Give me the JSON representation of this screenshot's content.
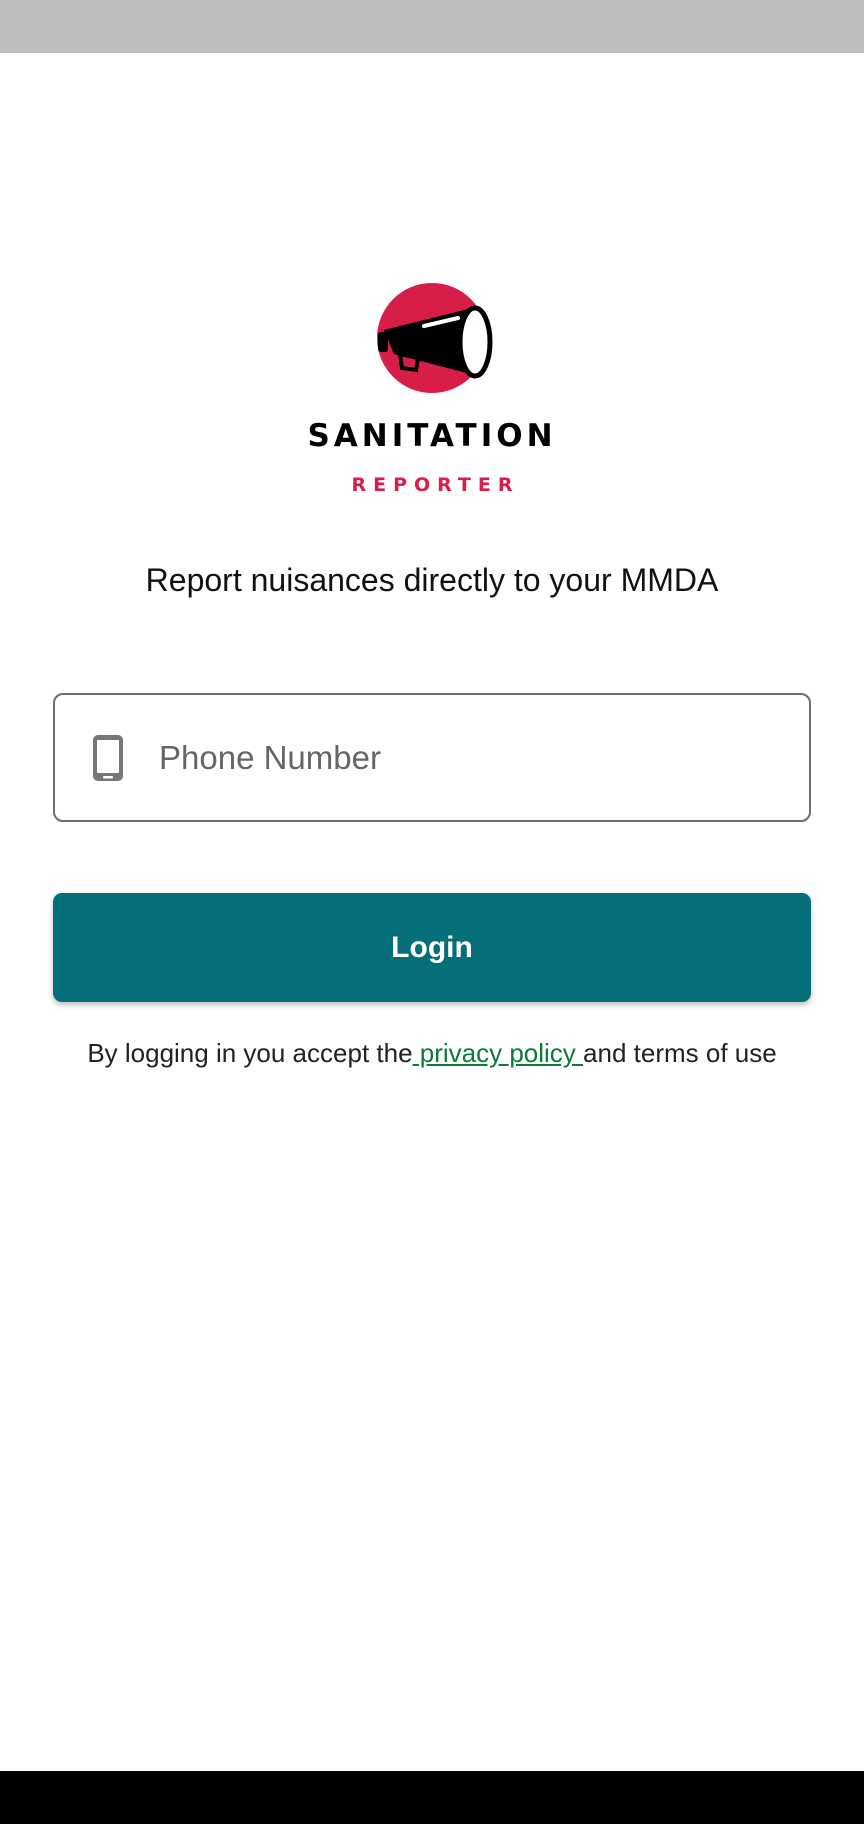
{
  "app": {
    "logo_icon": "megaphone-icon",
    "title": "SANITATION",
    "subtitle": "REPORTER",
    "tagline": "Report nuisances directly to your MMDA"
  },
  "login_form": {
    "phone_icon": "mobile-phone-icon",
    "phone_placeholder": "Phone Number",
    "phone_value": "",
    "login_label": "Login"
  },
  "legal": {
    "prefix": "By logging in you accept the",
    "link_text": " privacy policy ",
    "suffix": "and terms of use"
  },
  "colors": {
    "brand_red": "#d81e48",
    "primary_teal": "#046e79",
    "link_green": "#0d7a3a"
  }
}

--------------------

Do this:
Return every line of the records exactly as given, pictures excluded.

Written solution:
Give me the JSON representation of this screenshot's content.
{
  "app": {
    "logo_icon": "megaphone-icon",
    "title": "SANITATION",
    "subtitle": "REPORTER",
    "tagline": "Report nuisances directly to your MMDA"
  },
  "login_form": {
    "phone_icon": "mobile-phone-icon",
    "phone_placeholder": "Phone Number",
    "phone_value": "",
    "login_label": "Login"
  },
  "legal": {
    "prefix": "By logging in you accept the",
    "link_text": " privacy policy ",
    "suffix": "and terms of use"
  },
  "colors": {
    "brand_red": "#d81e48",
    "primary_teal": "#046e79",
    "link_green": "#0d7a3a"
  }
}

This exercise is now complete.